### WRITTEN INSTRUCTION
Below are some records; give them all again exactly, but not the pictures.

### ENTRIES SHOWN
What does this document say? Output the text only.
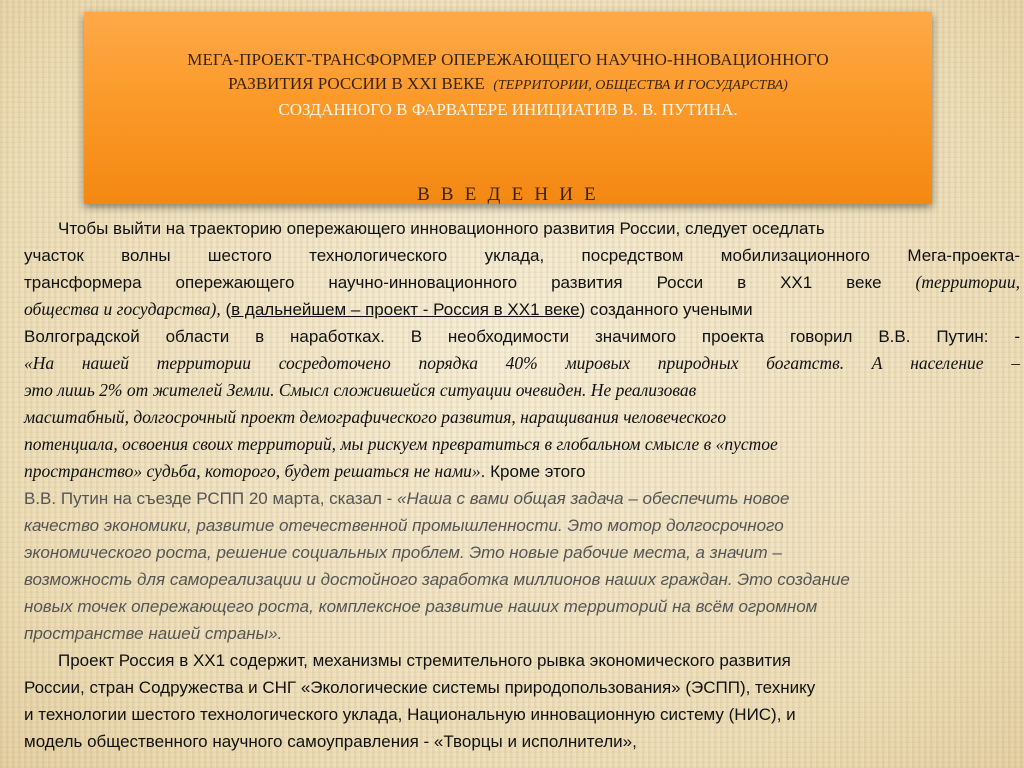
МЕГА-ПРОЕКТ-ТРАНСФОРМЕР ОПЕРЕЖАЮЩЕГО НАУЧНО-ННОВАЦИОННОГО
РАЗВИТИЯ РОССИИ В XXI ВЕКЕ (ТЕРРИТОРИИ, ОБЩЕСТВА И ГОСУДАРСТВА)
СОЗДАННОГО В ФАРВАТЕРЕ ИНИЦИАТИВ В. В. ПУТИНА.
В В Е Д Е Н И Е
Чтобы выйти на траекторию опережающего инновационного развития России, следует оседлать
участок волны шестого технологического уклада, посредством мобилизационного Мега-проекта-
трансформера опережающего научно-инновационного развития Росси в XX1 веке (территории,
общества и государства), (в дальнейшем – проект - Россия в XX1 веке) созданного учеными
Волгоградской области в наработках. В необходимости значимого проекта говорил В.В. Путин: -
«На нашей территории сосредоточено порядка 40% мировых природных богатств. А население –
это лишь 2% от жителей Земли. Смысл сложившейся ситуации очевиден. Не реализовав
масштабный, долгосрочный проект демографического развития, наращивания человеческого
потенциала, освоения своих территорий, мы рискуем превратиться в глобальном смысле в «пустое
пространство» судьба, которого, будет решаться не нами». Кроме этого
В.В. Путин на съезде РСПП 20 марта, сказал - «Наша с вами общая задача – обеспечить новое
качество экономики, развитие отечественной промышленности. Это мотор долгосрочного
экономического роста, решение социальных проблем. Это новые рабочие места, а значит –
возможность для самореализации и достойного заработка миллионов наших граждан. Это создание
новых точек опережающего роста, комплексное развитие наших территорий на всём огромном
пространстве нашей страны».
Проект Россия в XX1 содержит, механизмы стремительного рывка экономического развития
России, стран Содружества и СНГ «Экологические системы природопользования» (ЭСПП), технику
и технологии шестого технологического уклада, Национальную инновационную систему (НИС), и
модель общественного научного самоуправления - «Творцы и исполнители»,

### SOLUTION BELOW
What does this document say? Output the text only.
МЕГА-ПРОЕКТ-ТРАНСФОРМЕР ОПЕРЕЖАЮЩЕГО НАУЧНО-ННОВАЦИОННОГО
РАЗВИТИЯ РОССИИ В XXI ВЕКЕ (ТЕРРИТОРИИ, ОБЩЕСТВА И ГОСУДАРСТВА)
СОЗДАННОГО В ФАРВАТЕРЕ ИНИЦИАТИВ В. В. ПУТИНА.
В В Е Д Е Н И Е
Чтобы выйти на траекторию опережающего инновационного развития России, следует оседлать
участок волны шестого технологического уклада, посредством мобилизационного Мега-проекта-
трансформера опережающего научно-инновационного развития Росси в XX1 веке (территории,
общества и государства), (в дальнейшем – проект - Россия в XX1 веке) созданного учеными
Волгоградской области в наработках. В необходимости значимого проекта говорил В.В. Путин: -
«На нашей территории сосредоточено порядка 40% мировых природных богатств. А население –
это лишь 2% от жителей Земли. Смысл сложившейся ситуации очевиден. Не реализовав
масштабный, долгосрочный проект демографического развития, наращивания человеческого
потенциала, освоения своих территорий, мы рискуем превратиться в глобальном смысле в «пустое
пространство» судьба, которого, будет решаться не нами». Кроме этого
В.В. Путин на съезде РСПП 20 марта, сказал - «Наша с вами общая задача – обеспечить новое
качество экономики, развитие отечественной промышленности. Это мотор долгосрочного
экономического роста, решение социальных проблем. Это новые рабочие места, а значит –
возможность для самореализации и достойного заработка миллионов наших граждан. Это создание
новых точек опережающего роста, комплексное развитие наших территорий на всём огромном
пространстве нашей страны».
Проект Россия в XX1 содержит, механизмы стремительного рывка экономического развития
России, стран Содружества и СНГ «Экологические системы природопользования» (ЭСПП), технику
и технологии шестого технологического уклада, Национальную инновационную систему (НИС), и
модель общественного научного самоуправления - «Творцы и исполнители»,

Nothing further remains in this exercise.